** Start DATA EXTRACT **

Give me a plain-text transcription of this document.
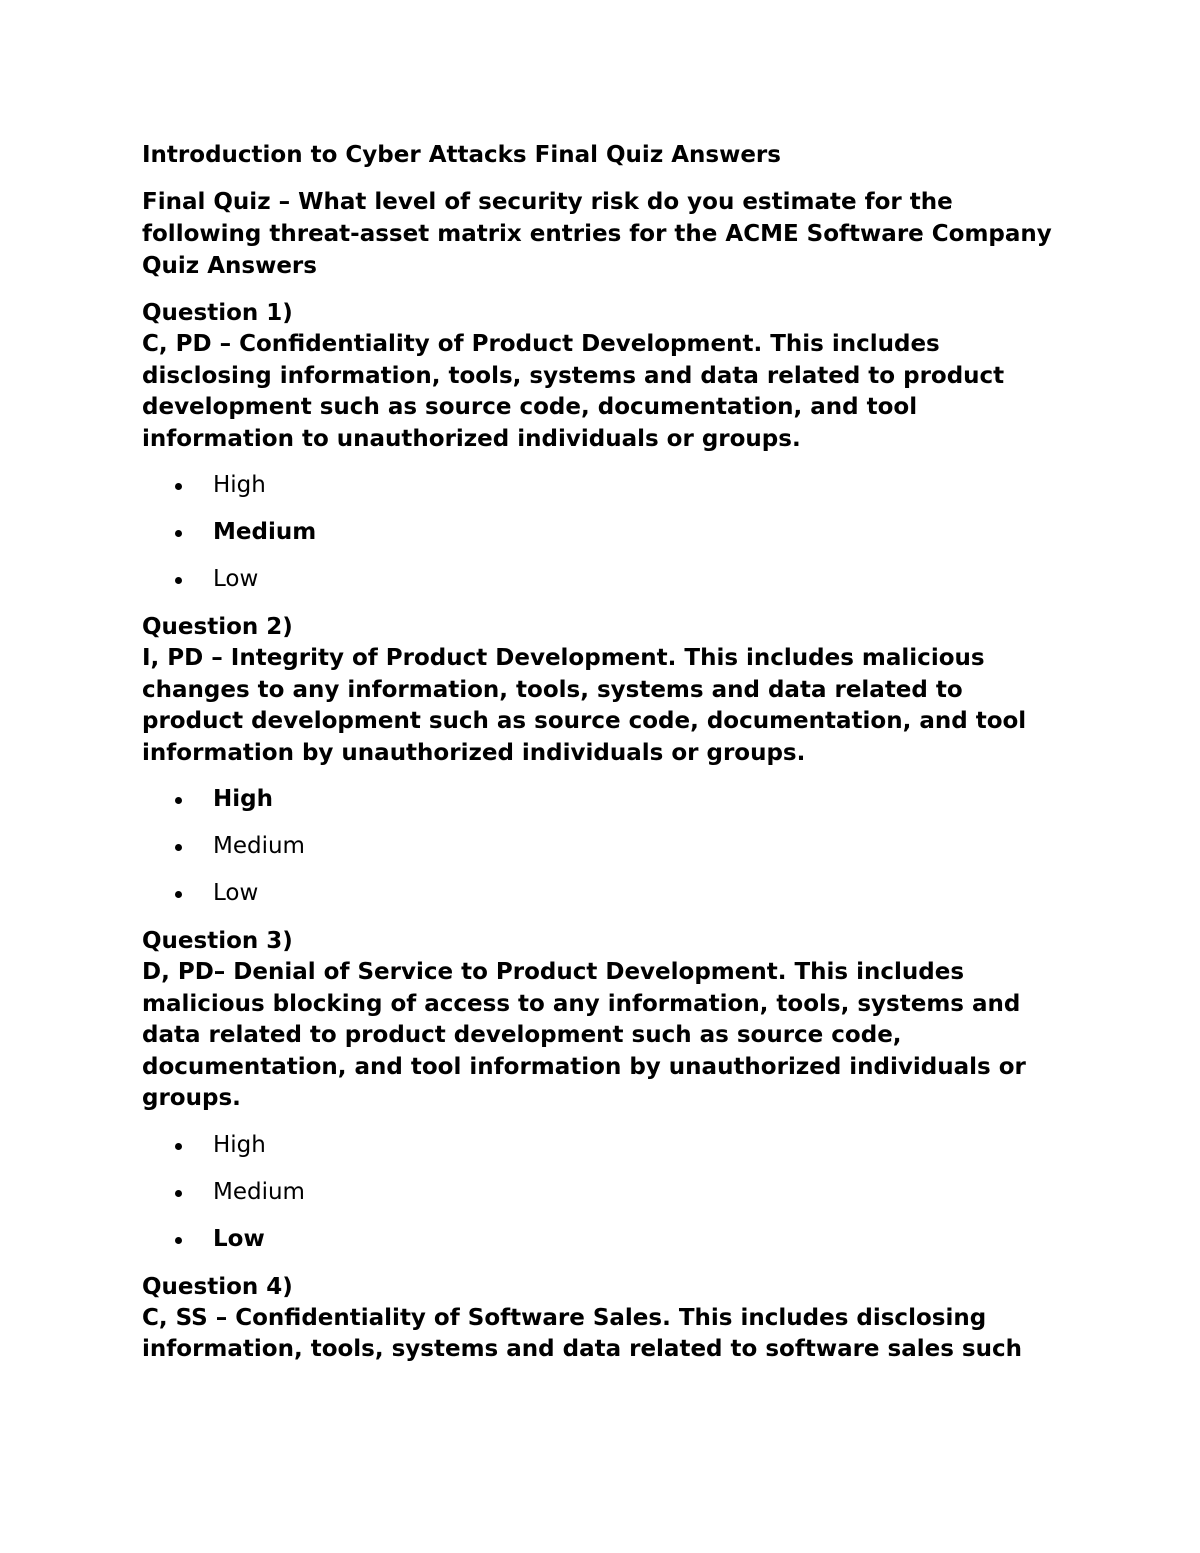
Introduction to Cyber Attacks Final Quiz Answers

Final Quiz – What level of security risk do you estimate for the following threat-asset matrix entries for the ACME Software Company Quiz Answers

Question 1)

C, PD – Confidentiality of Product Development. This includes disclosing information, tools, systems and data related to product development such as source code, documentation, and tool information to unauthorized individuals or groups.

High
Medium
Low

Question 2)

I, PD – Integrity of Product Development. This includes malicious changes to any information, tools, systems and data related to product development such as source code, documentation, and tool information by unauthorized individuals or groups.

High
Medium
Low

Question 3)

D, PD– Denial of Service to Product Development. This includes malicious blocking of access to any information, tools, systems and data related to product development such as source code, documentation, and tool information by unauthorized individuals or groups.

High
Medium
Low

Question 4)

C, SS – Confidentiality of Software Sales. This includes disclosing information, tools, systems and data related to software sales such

** End DATA EXTRACT **
** Start DATA EXTRACT **

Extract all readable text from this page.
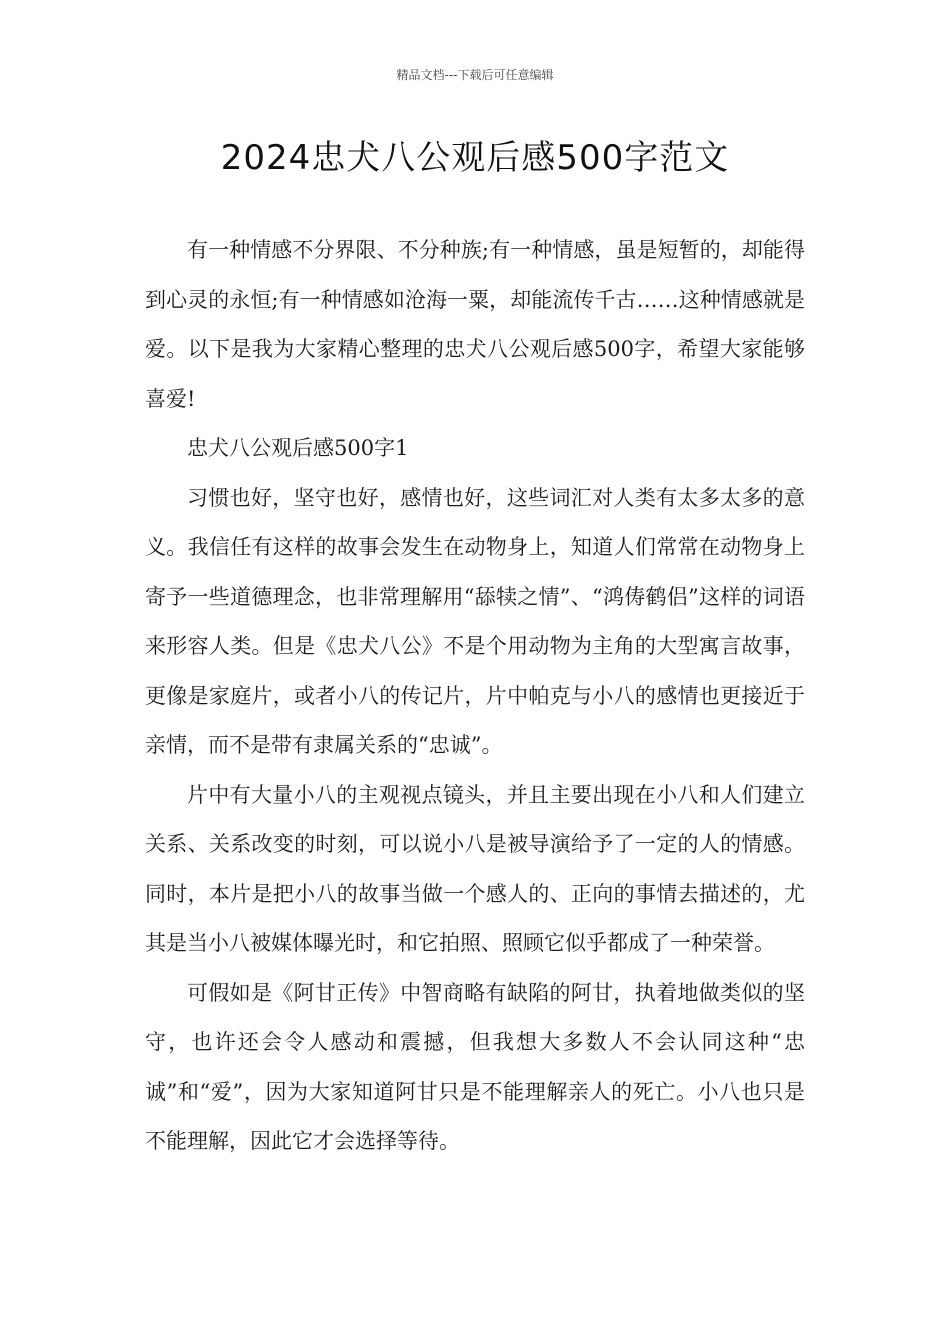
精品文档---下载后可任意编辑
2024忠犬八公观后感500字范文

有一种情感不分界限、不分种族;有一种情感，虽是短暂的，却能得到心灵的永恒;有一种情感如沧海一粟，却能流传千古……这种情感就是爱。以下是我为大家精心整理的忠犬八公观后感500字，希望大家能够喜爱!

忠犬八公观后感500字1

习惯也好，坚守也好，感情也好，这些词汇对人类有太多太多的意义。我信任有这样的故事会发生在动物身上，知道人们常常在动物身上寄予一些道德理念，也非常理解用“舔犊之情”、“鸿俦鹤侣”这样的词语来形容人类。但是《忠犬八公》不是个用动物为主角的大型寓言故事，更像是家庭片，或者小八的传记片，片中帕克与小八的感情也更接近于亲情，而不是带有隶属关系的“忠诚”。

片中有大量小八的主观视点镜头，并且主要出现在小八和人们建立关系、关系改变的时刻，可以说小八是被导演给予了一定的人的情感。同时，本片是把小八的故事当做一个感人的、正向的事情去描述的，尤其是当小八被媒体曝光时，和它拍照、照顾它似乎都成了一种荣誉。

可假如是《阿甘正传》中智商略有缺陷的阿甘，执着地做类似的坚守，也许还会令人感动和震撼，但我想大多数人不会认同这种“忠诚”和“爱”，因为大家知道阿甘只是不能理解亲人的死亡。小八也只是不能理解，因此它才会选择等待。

** End DATA EXTRACT **
** Start DATA EXTRACT **

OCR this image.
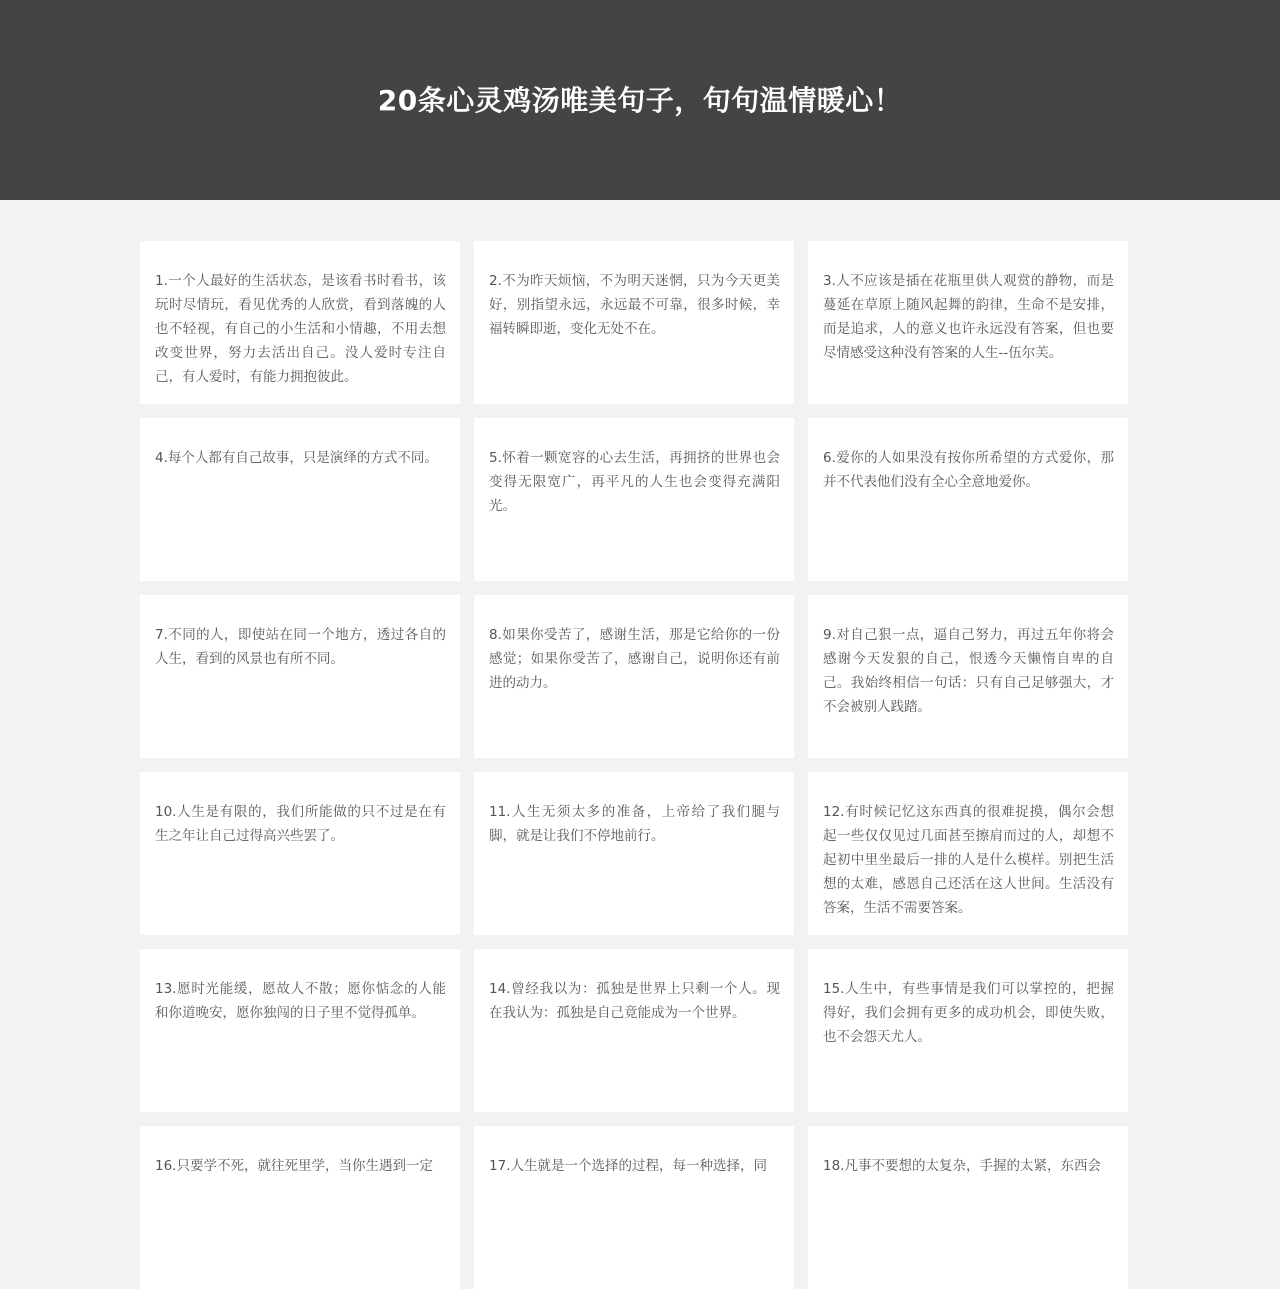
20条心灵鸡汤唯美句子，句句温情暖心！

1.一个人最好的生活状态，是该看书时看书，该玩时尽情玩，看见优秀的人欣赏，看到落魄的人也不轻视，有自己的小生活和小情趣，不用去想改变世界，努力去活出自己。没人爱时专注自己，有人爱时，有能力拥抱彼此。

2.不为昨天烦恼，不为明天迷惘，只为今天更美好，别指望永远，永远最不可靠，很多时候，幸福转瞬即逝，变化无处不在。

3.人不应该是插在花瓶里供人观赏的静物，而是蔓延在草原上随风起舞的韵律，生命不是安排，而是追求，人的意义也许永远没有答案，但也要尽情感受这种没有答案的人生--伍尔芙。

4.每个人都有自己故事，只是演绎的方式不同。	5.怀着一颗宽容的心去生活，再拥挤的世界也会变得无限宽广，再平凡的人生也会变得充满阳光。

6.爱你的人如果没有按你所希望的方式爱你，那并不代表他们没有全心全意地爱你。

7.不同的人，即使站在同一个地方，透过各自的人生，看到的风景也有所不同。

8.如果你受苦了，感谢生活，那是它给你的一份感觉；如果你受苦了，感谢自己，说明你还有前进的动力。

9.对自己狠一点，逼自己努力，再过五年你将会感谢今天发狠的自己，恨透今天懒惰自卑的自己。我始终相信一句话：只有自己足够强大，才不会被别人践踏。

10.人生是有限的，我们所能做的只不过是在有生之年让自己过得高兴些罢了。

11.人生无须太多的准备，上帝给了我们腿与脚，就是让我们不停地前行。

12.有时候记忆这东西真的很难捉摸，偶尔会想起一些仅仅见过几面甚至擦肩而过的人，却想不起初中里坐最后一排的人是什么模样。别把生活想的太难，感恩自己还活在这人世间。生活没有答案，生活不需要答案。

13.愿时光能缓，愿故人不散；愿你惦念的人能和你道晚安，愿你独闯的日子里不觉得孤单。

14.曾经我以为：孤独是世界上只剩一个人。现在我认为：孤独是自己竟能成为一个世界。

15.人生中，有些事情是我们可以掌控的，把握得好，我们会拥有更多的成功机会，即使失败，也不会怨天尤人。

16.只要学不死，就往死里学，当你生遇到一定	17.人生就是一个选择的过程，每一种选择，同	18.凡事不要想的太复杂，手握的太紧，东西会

** End DATA EXTRACT **

--- WORK TO DO ---
Count every line in the entries above where the word "Confidentiality" appears; respond with the number alone.

--- OUTPUT FOR THIS TASK ---
2